EXERCISE REQUIREMENTS - Shown below is a listing with pictures; reproduce exactly, and only, the lines between the ones containing "Parse this screenshot: output" and "What's the underlying", inclusive, leaving the pictures out.

PROVIDED ENTRIES -
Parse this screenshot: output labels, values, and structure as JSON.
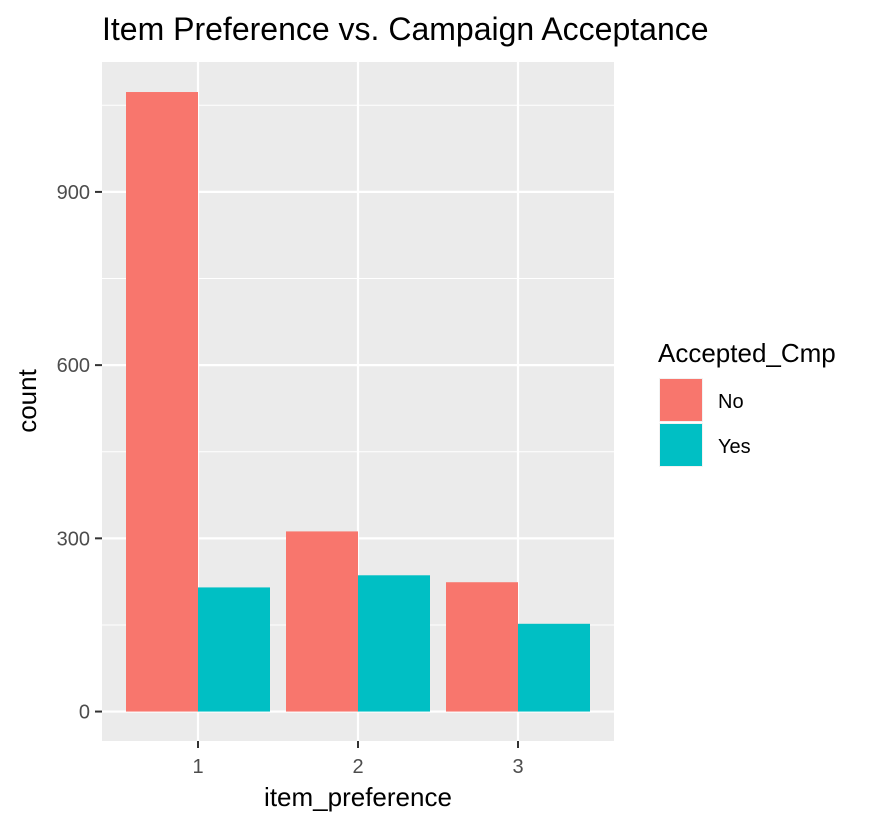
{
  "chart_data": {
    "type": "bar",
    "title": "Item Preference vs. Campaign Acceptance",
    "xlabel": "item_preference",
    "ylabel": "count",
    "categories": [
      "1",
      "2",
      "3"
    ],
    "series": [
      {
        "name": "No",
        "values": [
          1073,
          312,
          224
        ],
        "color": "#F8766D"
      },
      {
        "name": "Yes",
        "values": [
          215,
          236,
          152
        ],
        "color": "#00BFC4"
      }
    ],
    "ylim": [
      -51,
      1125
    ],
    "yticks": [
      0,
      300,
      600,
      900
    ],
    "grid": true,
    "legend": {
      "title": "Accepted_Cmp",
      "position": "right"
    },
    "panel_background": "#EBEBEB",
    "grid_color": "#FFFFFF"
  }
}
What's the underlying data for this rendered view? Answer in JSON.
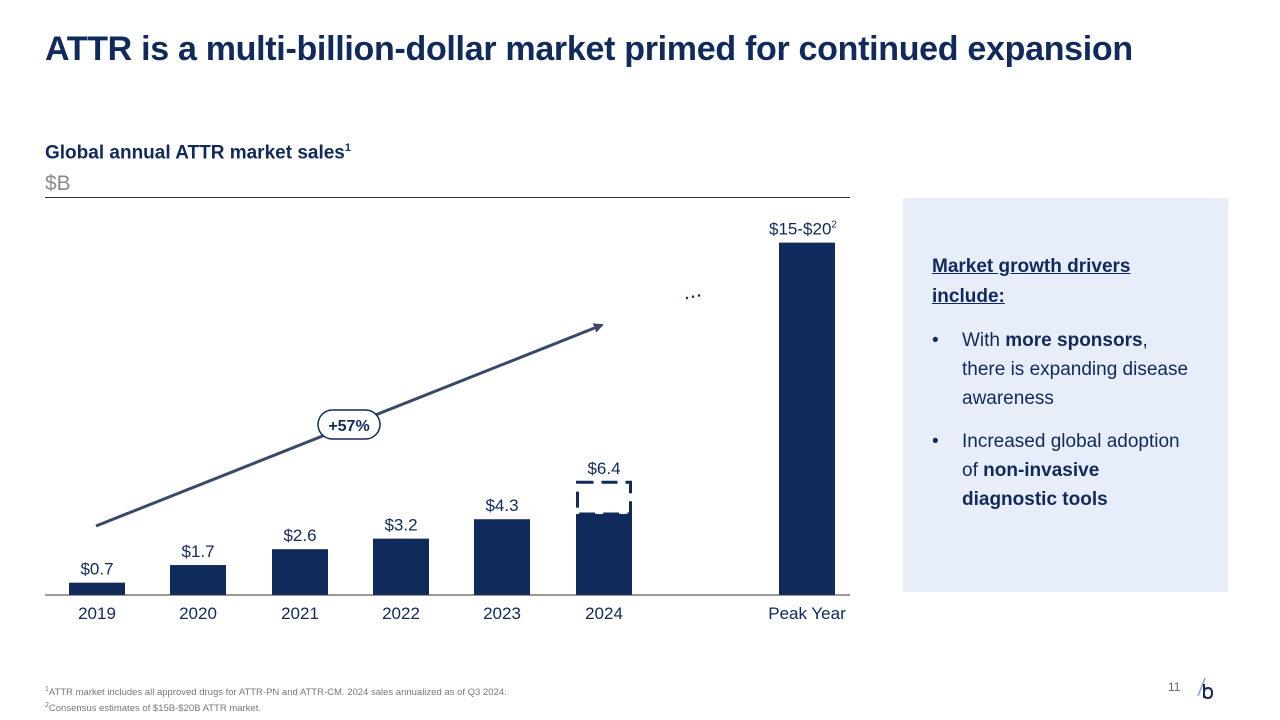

* * *

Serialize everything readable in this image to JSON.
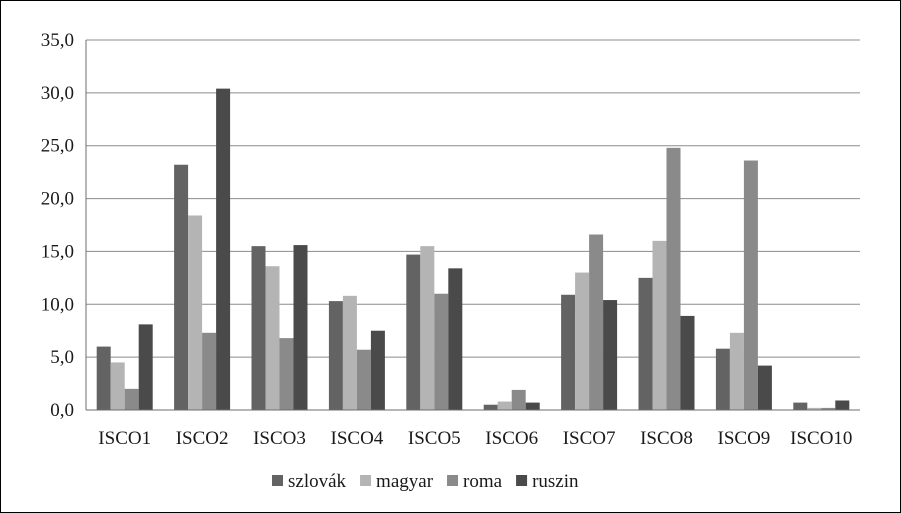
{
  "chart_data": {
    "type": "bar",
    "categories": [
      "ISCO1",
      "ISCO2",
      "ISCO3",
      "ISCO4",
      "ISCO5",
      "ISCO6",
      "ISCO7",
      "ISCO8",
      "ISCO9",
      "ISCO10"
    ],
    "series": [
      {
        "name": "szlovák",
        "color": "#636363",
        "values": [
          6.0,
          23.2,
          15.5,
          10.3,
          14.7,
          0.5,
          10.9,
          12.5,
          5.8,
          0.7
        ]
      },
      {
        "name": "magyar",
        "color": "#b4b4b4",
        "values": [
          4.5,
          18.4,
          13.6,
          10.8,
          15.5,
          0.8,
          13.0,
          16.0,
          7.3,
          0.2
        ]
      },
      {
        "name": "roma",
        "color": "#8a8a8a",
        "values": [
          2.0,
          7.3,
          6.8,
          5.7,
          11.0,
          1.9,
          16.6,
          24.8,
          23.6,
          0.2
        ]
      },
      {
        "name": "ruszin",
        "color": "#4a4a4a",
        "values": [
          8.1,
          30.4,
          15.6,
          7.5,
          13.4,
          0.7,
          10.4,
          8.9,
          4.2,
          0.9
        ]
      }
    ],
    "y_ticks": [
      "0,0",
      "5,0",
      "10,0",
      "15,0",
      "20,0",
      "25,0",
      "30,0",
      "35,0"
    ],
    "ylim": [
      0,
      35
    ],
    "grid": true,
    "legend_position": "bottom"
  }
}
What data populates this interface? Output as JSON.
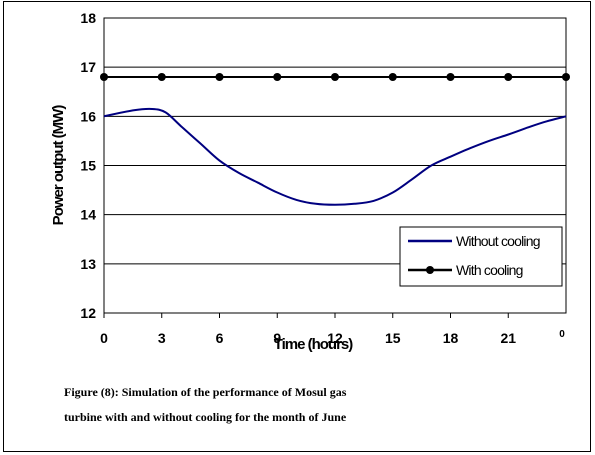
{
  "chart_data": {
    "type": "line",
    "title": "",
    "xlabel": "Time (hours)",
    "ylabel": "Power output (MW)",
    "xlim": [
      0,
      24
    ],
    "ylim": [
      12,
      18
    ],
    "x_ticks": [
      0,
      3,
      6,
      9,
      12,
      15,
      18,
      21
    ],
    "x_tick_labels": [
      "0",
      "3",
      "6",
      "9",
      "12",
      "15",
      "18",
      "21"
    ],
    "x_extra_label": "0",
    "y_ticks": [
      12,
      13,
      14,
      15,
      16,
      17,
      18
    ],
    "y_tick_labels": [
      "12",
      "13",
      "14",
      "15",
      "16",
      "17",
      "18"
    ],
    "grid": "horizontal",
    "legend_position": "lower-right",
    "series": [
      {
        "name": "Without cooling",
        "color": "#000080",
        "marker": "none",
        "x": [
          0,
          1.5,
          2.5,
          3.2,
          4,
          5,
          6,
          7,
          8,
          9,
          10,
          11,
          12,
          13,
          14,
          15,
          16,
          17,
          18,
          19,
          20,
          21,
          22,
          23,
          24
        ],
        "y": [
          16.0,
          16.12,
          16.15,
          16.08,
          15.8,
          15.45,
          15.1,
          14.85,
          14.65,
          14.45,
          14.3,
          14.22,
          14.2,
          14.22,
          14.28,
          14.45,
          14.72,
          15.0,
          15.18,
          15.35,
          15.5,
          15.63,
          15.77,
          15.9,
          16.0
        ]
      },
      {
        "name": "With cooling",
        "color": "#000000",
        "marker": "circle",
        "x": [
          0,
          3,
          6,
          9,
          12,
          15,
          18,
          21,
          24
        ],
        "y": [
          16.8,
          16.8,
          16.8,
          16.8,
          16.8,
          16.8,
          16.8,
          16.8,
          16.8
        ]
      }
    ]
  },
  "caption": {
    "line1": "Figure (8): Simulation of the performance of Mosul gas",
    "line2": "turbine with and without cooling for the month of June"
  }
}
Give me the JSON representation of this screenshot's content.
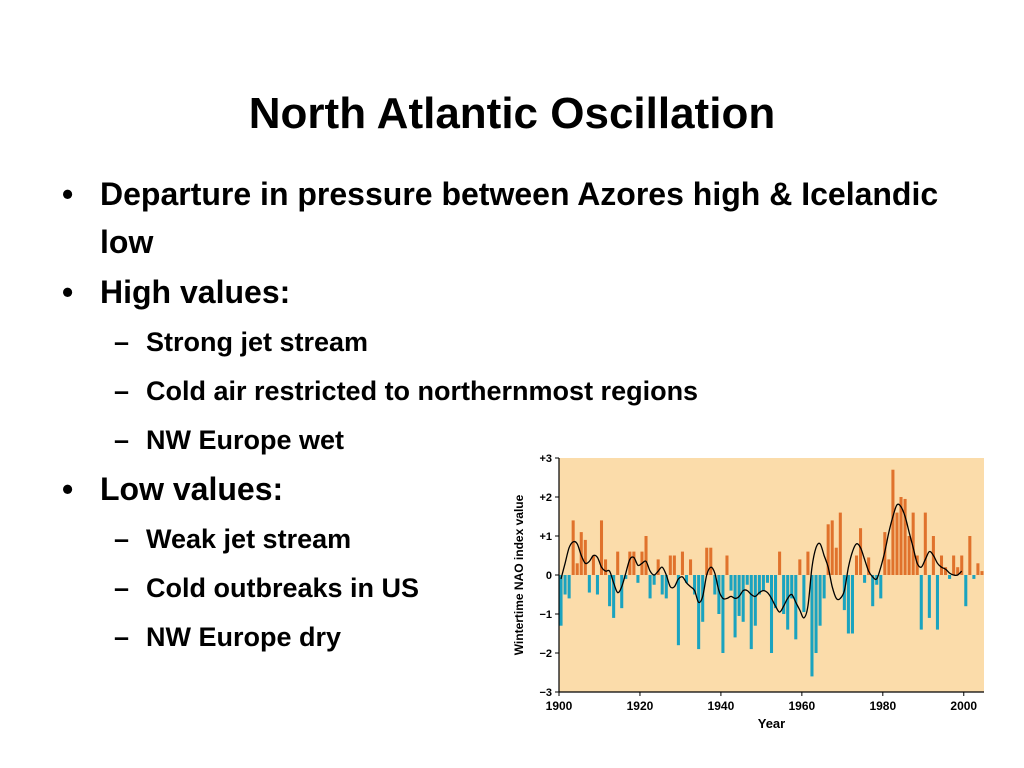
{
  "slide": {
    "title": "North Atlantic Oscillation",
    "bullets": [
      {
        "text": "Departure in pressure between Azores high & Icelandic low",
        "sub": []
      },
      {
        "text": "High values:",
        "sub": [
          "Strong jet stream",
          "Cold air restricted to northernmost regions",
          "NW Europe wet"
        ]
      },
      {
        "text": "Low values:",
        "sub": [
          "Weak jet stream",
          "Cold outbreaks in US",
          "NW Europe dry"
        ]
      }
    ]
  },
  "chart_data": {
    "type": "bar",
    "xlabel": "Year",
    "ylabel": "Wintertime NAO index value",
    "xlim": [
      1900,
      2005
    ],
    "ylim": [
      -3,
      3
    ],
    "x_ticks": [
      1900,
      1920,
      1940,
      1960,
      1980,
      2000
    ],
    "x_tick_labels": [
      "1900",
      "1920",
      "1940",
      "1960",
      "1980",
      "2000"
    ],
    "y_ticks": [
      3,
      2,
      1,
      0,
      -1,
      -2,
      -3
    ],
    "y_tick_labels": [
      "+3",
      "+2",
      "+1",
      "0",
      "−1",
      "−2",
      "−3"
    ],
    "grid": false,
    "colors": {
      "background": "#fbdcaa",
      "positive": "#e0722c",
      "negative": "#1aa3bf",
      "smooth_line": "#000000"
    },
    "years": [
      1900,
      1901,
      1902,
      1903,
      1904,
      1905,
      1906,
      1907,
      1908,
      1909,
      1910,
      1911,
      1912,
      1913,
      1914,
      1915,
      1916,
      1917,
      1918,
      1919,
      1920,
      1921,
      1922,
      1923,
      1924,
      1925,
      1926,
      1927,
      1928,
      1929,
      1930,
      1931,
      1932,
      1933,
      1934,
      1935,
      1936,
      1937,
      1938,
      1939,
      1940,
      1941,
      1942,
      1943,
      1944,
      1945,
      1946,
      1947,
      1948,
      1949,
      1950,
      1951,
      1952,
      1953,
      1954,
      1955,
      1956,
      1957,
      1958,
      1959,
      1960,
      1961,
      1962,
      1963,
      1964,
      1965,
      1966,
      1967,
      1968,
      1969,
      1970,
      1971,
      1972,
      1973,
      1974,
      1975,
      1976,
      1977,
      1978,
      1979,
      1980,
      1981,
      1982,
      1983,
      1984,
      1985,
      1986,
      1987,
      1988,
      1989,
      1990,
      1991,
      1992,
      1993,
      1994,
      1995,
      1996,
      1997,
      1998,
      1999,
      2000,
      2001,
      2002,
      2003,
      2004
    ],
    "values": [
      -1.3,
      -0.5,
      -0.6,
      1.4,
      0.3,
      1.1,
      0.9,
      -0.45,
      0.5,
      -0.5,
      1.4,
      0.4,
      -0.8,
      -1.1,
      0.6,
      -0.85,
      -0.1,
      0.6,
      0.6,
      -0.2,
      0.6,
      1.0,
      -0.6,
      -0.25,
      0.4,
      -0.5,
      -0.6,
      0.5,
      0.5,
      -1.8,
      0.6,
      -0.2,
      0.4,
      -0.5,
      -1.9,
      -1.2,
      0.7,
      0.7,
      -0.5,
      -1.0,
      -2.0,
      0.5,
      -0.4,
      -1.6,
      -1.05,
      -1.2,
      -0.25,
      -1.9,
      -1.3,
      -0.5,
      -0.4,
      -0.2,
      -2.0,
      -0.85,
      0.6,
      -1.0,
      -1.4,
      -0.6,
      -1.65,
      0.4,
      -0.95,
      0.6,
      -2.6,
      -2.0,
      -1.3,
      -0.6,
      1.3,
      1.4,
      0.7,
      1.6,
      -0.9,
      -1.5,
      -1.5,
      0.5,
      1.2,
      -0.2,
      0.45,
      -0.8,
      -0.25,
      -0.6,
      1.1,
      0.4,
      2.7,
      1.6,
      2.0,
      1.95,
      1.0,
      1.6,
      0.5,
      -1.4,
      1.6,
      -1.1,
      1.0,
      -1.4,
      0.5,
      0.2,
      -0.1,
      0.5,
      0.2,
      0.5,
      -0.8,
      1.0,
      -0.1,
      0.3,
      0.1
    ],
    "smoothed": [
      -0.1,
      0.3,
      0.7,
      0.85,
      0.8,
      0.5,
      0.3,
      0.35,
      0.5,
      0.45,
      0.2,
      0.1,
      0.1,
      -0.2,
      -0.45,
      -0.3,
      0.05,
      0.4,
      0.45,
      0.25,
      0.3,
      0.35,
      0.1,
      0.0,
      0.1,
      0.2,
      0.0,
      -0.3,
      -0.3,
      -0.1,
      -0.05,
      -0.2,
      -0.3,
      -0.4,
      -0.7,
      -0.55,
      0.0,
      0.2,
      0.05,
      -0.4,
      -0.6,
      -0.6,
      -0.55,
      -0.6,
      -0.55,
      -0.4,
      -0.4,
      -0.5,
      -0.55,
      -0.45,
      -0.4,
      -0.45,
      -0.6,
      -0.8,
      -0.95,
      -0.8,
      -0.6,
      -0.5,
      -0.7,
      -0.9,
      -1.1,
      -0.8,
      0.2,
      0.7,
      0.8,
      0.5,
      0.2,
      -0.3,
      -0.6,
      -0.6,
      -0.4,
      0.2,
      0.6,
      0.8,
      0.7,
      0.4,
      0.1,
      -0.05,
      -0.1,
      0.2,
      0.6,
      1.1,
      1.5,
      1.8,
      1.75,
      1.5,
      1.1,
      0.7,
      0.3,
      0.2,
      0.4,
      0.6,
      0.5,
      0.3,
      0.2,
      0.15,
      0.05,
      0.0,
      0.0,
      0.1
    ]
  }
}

THE RESPONSE -
Parse this screenshot: output labels, values, and structure as JSON.
{
  "chart_data": {
    "type": "bar",
    "title": "Item Preference vs. Campaign Acceptance",
    "xlabel": "item_preference",
    "ylabel": "count",
    "categories": [
      "1",
      "2",
      "3"
    ],
    "series": [
      {
        "name": "No",
        "values": [
          1073,
          312,
          224
        ],
        "color": "#F8766D"
      },
      {
        "name": "Yes",
        "values": [
          215,
          236,
          152
        ],
        "color": "#00BFC4"
      }
    ],
    "ylim": [
      -51,
      1125
    ],
    "yticks": [
      0,
      300,
      600,
      900
    ],
    "grid": true,
    "legend": {
      "title": "Accepted_Cmp",
      "position": "right"
    },
    "panel_background": "#EBEBEB",
    "grid_color": "#FFFFFF"
  }
}
What's the underlying data for this rendered view? Answer in JSON.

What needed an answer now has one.